* **SOURCE RECORDS**
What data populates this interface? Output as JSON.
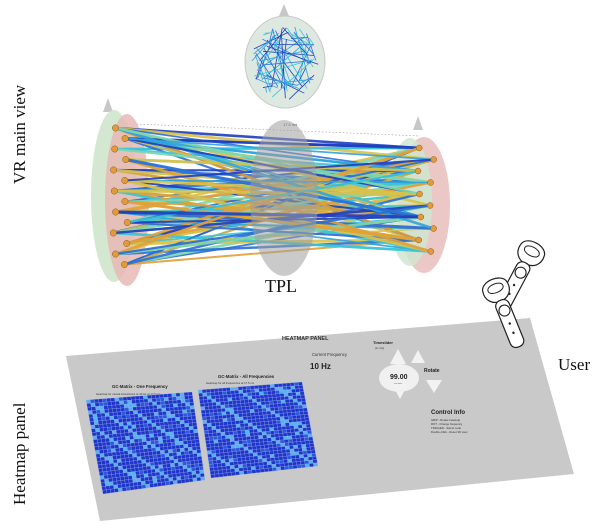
{
  "labels": {
    "vr_main_view": "VR main view",
    "heatmap_panel": "Heatmap panel",
    "tpl": "TPL",
    "user": "User"
  },
  "timeline": {
    "center_label": "17.5 ms"
  },
  "panel": {
    "title": "HEATMAP PANEL",
    "frequency_label": "Current Frequency",
    "frequency_value": "10 Hz",
    "heatmap_left": {
      "title": "GC-Matrix - One Frequency",
      "subtitle": "Heatmap for causal interactions at 10 Hz at 17.5 ms"
    },
    "heatmap_right": {
      "title": "GC-Matrix - All Frequencies",
      "subtitle": "Heatmap for all frequencies at 17.5 ms"
    },
    "time_control": {
      "label": "Timeslider",
      "sub": "(in ms)",
      "value": "99.00",
      "value_sub": "(3.20)",
      "rotate": "Rotate"
    },
    "control_info": {
      "title": "Control Info",
      "lines": [
        "GRIP - Rotate heatmap",
        "ROT - Change frequency",
        "TRIGGER - Select node",
        "Double-Click - Reset 3D view"
      ]
    }
  },
  "colors": {
    "edge_palette": [
      "#1e3fbf",
      "#2a6fd6",
      "#2fa3e0",
      "#3cc4d8",
      "#7fd6b0",
      "#d9c24a",
      "#e0a13a"
    ],
    "heatmap_base": "#1f34c9",
    "heatmap_light": "#5ab0ee",
    "panel_gray": "#c9c9c9",
    "left_layer_green": "#cfe6cc",
    "left_layer_red": "#e7b9b5",
    "right_layer_red": "#e9c2c0",
    "right_layer_green": "#cfe6d0",
    "tpl_gray": "#9e9e9e",
    "node_color": "#e39a3b"
  },
  "icons": [
    "vr-controller-icon",
    "vr-controller-icon"
  ]
}
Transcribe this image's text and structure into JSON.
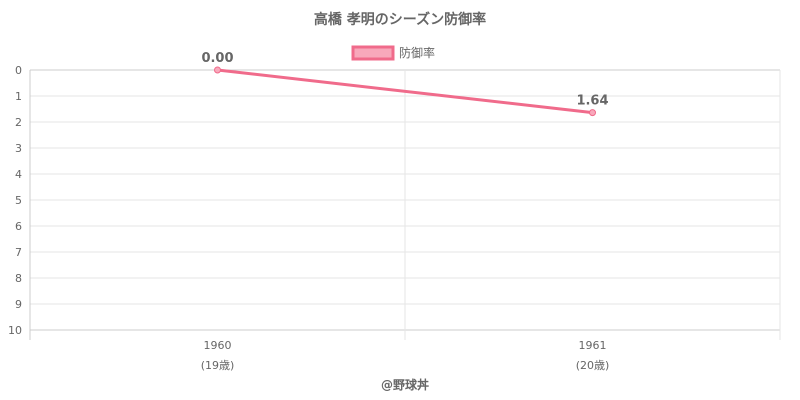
{
  "chart_data": {
    "type": "line",
    "title": "高橋 孝明のシーズン防御率",
    "categories": [
      "1960",
      "1961"
    ],
    "category_sublabels": [
      "(19歳)",
      "(20歳)"
    ],
    "series": [
      {
        "name": "防御率",
        "values": [
          0.0,
          1.64
        ],
        "data_labels": [
          "0.00",
          "1.64"
        ]
      }
    ],
    "y_ticks": [
      "0",
      "1",
      "2",
      "3",
      "4",
      "5",
      "6",
      "7",
      "8",
      "9",
      "10"
    ],
    "ylim": [
      0,
      10
    ],
    "y_reversed": true,
    "grid": true,
    "legend_position": "top-center",
    "colors": {
      "line": "#f06b8b",
      "fill": "#f8a8bb",
      "grid": "#e6e6e6",
      "axis": "#cccccc",
      "text": "#666666"
    }
  },
  "footer": {
    "credit": "@野球丼"
  }
}
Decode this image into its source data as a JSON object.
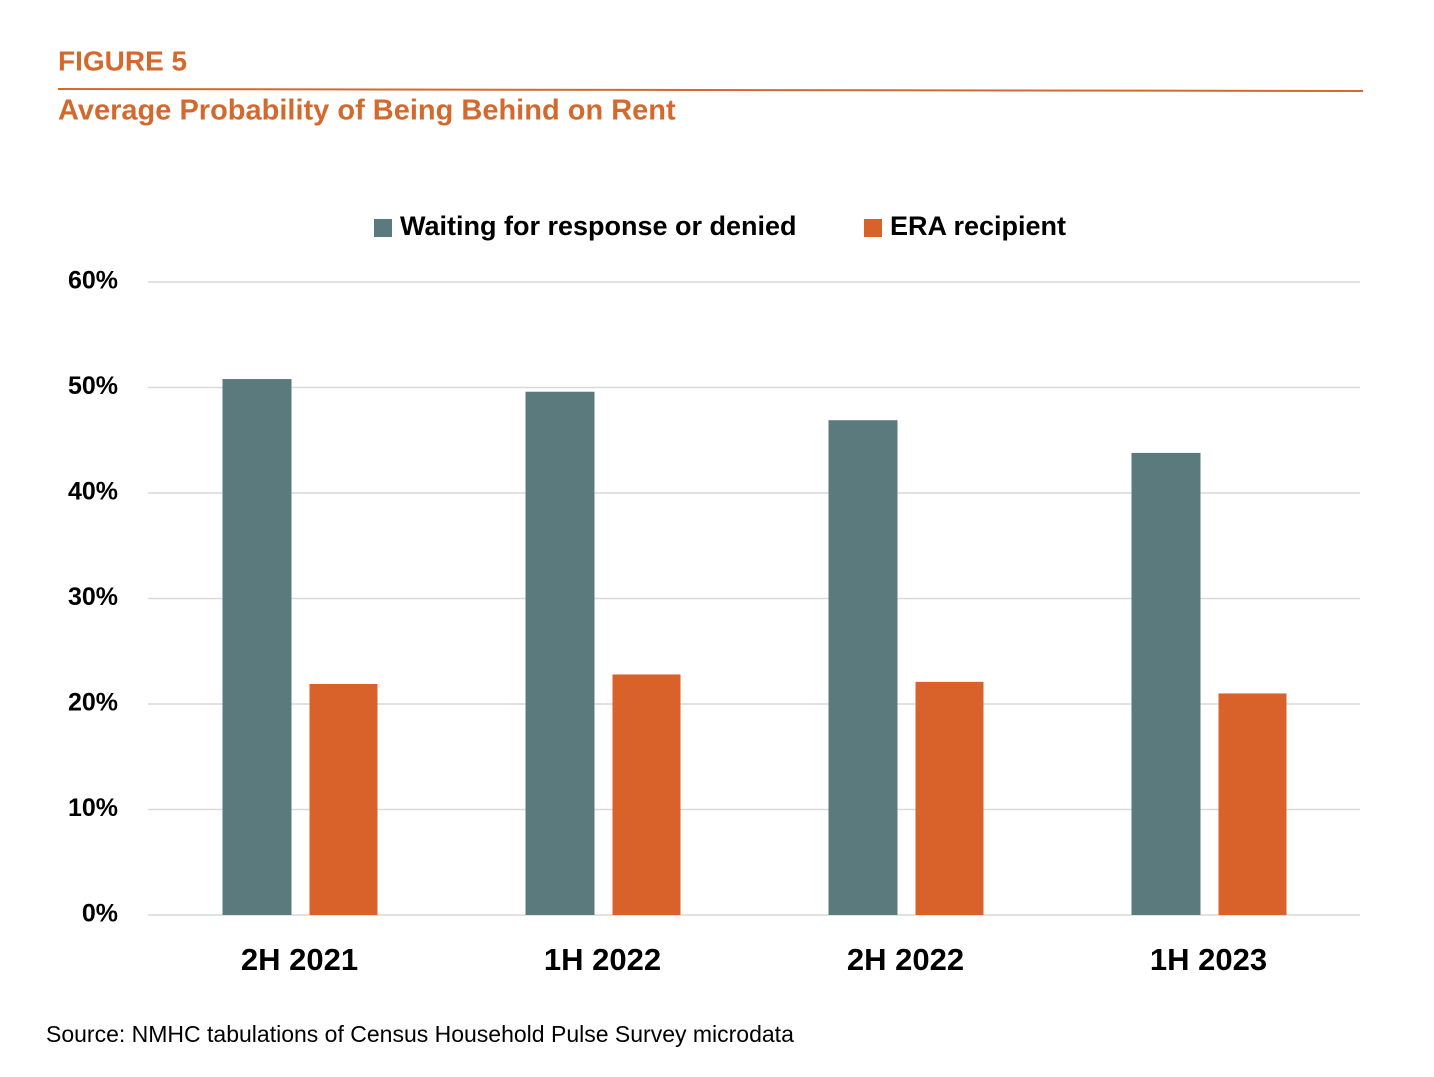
{
  "chart_data": {
    "type": "bar",
    "figure_label": "FIGURE 5",
    "title": "Average Probability of Being Behind on Rent",
    "source": "Source: NMHC tabulations of Census Household Pulse Survey microdata",
    "categories": [
      "2H 2021",
      "1H 2022",
      "2H 2022",
      "1H 2023"
    ],
    "series": [
      {
        "name": "Waiting for response or denied",
        "color": "#5b7a7e",
        "values": [
          50.8,
          49.6,
          46.9,
          43.8
        ]
      },
      {
        "name": "ERA recipient",
        "color": "#d9622b",
        "values": [
          21.9,
          22.8,
          22.1,
          21.0
        ]
      }
    ],
    "ylim": [
      0,
      60
    ],
    "yticks": [
      {
        "value": 0,
        "label": "0%"
      },
      {
        "value": 10,
        "label": "10%"
      },
      {
        "value": 20,
        "label": "20%"
      },
      {
        "value": 30,
        "label": "30%"
      },
      {
        "value": 40,
        "label": "40%"
      },
      {
        "value": 50,
        "label": "50%"
      },
      {
        "value": 60,
        "label": "60%"
      }
    ],
    "grid": true,
    "legend": "top"
  }
}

* **AIM**
Scan the records above for the string "this", then report every line that contains it.

* **WRITTEN SOLUTION**
What data populates this interface? Output as JSON.
Transcribe this image's text and structure into JSON.
Decode this image into its source data as a JSON object.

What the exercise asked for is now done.